Data entries
......

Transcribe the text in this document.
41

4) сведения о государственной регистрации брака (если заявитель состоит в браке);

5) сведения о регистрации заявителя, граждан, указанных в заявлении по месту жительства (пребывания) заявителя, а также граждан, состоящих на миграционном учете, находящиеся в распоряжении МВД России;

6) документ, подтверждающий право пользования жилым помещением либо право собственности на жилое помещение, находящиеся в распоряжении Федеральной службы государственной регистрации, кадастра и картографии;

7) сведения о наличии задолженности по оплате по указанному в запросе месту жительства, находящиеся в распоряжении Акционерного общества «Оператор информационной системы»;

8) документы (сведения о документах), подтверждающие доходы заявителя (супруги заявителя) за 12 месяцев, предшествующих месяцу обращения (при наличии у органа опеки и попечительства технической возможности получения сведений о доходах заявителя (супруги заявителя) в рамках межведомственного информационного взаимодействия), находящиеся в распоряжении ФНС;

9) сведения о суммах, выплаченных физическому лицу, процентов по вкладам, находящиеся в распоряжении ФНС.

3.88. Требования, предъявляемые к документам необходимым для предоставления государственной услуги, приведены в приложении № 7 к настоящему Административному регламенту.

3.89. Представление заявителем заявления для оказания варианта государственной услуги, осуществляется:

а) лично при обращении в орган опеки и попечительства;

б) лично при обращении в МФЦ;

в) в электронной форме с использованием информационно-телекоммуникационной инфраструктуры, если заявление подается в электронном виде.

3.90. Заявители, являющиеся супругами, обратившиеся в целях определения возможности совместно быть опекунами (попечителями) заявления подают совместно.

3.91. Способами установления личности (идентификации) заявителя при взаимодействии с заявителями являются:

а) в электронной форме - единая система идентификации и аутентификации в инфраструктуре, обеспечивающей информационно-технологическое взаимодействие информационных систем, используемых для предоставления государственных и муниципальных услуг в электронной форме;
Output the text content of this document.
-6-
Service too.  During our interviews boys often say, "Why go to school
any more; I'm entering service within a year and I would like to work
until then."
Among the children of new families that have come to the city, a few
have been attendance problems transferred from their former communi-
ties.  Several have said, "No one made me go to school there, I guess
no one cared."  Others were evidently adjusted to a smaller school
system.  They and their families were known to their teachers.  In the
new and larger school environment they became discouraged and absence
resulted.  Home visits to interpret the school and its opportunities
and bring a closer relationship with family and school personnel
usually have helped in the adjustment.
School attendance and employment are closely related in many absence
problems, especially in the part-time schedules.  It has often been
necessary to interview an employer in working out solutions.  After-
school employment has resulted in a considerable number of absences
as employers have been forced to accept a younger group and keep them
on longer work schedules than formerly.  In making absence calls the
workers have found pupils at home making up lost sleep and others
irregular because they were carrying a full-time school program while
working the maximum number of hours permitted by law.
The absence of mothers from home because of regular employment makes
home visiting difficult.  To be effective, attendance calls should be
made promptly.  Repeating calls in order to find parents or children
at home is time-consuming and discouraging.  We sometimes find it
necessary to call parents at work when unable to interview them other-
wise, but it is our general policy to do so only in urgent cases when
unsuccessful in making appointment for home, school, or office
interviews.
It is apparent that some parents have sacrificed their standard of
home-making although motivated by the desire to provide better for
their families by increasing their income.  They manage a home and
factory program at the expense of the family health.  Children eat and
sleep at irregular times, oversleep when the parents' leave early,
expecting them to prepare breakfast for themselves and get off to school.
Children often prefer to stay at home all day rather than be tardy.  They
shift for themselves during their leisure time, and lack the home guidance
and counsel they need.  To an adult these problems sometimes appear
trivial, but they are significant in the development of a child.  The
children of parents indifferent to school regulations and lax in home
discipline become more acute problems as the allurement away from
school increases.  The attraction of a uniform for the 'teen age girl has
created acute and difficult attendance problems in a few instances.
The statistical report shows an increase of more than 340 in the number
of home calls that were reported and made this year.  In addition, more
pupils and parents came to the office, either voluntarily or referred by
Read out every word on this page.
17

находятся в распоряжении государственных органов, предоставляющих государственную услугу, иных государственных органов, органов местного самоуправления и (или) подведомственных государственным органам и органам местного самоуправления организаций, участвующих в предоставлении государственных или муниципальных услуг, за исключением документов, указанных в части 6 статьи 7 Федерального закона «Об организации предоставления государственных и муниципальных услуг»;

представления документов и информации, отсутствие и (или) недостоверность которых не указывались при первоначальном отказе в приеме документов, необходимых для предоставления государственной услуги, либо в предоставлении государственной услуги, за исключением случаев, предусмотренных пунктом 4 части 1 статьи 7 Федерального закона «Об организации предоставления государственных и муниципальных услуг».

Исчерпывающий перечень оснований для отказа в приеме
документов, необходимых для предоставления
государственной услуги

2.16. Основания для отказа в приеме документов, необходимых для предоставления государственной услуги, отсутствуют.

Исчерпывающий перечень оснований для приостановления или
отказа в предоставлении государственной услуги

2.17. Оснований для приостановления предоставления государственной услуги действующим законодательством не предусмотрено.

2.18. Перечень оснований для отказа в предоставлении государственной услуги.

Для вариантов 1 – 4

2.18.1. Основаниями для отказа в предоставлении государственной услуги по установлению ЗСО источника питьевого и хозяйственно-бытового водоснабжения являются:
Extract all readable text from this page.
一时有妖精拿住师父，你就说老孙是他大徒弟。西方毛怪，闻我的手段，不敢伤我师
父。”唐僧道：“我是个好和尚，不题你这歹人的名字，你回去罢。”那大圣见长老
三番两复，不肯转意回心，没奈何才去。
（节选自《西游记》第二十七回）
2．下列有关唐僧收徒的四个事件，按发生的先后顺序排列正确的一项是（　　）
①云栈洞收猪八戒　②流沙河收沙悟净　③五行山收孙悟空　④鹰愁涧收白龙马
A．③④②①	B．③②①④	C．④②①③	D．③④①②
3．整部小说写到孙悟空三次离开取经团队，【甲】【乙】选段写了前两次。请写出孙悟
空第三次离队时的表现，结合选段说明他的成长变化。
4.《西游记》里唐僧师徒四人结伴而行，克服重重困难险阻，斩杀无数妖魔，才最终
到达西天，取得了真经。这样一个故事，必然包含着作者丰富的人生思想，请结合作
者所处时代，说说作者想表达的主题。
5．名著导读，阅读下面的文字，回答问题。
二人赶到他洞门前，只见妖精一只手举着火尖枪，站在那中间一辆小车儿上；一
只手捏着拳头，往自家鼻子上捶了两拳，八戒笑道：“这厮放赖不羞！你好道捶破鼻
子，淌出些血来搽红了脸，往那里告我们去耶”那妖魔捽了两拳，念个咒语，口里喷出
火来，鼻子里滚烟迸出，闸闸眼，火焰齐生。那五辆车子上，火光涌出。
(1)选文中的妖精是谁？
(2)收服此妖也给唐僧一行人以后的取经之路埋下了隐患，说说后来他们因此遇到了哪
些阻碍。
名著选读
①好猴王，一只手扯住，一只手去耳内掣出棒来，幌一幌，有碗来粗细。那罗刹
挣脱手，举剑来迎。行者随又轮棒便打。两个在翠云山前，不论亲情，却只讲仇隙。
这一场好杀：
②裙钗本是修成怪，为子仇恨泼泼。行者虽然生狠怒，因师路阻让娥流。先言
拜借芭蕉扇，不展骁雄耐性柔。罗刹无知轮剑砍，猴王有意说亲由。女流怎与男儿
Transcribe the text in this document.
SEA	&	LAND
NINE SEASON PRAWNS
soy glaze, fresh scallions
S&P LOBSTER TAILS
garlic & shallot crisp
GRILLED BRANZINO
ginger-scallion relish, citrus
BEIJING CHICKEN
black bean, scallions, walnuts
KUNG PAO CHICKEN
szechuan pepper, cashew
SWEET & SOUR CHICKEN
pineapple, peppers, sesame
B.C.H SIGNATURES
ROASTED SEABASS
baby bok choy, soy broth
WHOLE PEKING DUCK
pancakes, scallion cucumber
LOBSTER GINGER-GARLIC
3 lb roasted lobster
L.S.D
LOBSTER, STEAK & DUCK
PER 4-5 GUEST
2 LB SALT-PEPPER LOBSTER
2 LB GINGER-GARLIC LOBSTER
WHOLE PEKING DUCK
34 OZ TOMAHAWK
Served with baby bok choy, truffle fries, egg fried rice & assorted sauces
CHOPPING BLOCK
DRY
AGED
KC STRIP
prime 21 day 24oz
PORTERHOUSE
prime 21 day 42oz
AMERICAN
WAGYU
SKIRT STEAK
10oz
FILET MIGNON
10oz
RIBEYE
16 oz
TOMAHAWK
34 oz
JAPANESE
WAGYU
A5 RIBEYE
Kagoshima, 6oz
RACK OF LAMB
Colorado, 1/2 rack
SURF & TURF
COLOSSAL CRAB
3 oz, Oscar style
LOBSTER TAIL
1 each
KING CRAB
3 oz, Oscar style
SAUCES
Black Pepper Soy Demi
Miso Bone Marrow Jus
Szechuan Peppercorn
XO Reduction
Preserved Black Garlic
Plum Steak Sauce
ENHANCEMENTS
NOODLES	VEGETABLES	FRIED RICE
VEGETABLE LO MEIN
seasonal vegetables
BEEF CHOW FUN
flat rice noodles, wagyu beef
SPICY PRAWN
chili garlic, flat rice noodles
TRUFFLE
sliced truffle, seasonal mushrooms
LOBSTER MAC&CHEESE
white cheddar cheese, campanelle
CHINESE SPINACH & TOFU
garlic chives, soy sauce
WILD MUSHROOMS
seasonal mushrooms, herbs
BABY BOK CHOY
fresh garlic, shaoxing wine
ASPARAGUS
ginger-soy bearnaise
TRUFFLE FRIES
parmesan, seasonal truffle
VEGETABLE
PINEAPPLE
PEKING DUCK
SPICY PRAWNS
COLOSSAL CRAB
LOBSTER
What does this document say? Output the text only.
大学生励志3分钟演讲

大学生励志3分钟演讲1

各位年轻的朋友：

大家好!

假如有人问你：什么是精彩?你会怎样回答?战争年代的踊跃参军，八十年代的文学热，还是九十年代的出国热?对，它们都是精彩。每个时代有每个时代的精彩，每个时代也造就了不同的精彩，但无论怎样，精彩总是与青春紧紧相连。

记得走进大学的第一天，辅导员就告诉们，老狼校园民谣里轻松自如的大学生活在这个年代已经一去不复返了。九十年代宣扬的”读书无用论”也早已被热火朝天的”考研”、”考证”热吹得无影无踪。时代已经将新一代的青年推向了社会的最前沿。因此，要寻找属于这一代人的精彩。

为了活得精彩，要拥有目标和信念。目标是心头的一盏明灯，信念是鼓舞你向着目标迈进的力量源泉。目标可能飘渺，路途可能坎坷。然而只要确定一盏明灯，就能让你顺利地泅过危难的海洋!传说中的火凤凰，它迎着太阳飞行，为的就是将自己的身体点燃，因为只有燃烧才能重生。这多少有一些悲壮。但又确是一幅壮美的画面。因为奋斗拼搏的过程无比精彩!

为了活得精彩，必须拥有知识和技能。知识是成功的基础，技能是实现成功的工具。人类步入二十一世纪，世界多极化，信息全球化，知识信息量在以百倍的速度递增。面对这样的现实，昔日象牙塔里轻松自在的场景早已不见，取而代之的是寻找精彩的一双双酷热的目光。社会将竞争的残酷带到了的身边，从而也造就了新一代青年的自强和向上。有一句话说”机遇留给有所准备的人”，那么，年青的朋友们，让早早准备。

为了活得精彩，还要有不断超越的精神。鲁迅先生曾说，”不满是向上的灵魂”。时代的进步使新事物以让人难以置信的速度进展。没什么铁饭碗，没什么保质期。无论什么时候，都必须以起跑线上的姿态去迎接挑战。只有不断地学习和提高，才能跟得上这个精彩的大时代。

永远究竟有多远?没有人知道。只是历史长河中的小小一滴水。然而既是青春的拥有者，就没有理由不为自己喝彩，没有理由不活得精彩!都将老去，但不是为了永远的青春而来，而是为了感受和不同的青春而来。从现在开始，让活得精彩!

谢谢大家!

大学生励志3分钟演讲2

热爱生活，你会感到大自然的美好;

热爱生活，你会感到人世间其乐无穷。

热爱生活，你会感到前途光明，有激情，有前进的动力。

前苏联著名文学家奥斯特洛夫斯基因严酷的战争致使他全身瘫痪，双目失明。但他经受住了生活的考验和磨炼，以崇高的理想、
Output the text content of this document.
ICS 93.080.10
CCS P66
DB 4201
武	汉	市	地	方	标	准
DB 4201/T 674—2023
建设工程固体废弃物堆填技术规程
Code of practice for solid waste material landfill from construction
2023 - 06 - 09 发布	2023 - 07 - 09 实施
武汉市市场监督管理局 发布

......

- [TASK OBJECTIVE]: In the records above, find the lines containing "schedules" and copy them.

- [THE SOLUTION]:
problems, especially in the part-time schedules.  It has often been
on longer work schedules than formerly.  In making absence calls the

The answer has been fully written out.